[Your instructions]: Write out, unchanged, the lines from the one holding "Extract all readable text from this page." to the close of the listing. Both the first and last lines belong in it.

[Task data]:
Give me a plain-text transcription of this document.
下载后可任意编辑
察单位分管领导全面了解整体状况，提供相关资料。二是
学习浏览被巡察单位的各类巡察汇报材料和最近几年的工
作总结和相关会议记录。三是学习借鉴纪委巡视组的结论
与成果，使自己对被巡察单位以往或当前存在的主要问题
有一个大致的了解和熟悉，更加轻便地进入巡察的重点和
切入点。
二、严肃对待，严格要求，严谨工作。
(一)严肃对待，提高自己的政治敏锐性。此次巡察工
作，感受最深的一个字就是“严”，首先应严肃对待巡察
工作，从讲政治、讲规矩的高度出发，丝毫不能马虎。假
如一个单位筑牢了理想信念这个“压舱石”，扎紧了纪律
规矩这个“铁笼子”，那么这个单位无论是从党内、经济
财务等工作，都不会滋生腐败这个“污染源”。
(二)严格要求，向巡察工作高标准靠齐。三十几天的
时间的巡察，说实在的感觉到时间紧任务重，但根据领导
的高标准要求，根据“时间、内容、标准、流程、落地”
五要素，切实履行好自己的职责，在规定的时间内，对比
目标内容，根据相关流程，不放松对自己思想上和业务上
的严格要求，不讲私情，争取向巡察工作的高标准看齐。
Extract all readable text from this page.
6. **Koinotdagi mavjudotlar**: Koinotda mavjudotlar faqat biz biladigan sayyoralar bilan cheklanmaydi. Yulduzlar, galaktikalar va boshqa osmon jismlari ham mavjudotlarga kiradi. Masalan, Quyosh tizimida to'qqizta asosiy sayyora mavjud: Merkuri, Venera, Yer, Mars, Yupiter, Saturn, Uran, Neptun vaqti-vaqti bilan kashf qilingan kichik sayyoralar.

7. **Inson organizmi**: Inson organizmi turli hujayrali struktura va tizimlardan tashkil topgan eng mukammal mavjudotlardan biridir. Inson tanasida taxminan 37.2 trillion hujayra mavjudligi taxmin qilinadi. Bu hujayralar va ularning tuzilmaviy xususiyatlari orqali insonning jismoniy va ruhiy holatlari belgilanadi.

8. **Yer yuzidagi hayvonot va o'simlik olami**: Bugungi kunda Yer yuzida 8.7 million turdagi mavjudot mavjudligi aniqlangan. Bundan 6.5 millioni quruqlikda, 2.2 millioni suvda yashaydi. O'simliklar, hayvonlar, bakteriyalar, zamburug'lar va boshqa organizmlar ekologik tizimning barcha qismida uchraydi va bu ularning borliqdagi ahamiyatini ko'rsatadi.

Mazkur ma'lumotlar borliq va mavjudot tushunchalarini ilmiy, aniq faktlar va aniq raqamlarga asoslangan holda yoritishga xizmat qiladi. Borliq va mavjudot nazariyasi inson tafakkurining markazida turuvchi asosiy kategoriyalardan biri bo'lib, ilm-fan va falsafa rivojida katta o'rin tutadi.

[Answer in full]:
Extract all readable text from this page.
6. **Koinotdagi mavjudotlar**: Koinotda mavjudotlar faqat biz biladigan sayyoralar bilan cheklanmaydi. Yulduzlar, galaktikalar va boshqa osmon jismlari ham mavjudotlarga kiradi. Masalan, Quyosh tizimida to'qqizta asosiy sayyora mavjud: Merkuri, Venera, Yer, Mars, Yupiter, Saturn, Uran, Neptun vaqti-vaqti bilan kashf qilingan kichik sayyoralar.

7. **Inson organizmi**: Inson organizmi turli hujayrali struktura va tizimlardan tashkil topgan eng mukammal mavjudotlardan biridir. Inson tanasida taxminan 37.2 trillion hujayra mavjudligi taxmin qilinadi. Bu hujayralar va ularning tuzilmaviy xususiyatlari orqali insonning jismoniy va ruhiy holatlari belgilanadi.

8. **Yer yuzidagi hayvonot va o'simlik olami**: Bugungi kunda Yer yuzida 8.7 million turdagi mavjudot mavjudligi aniqlangan. Bundan 6.5 millioni quruqlikda, 2.2 millioni suvda yashaydi. O'simliklar, hayvonlar, bakteriyalar, zamburug'lar va boshqa organizmlar ekologik tizimning barcha qismida uchraydi va bu ularning borliqdagi ahamiyatini ko'rsatadi.

Mazkur ma'lumotlar borliq va mavjudot tushunchalarini ilmiy, aniq faktlar va aniq raqamlarga asoslangan holda yoritishga xizmat qiladi. Borliq va mavjudot nazariyasi inson tafakkurining markazida turuvchi asosiy kategoriyalardan biri bo'lib, ilm-fan va falsafa rivojida katta o'rin tutadi.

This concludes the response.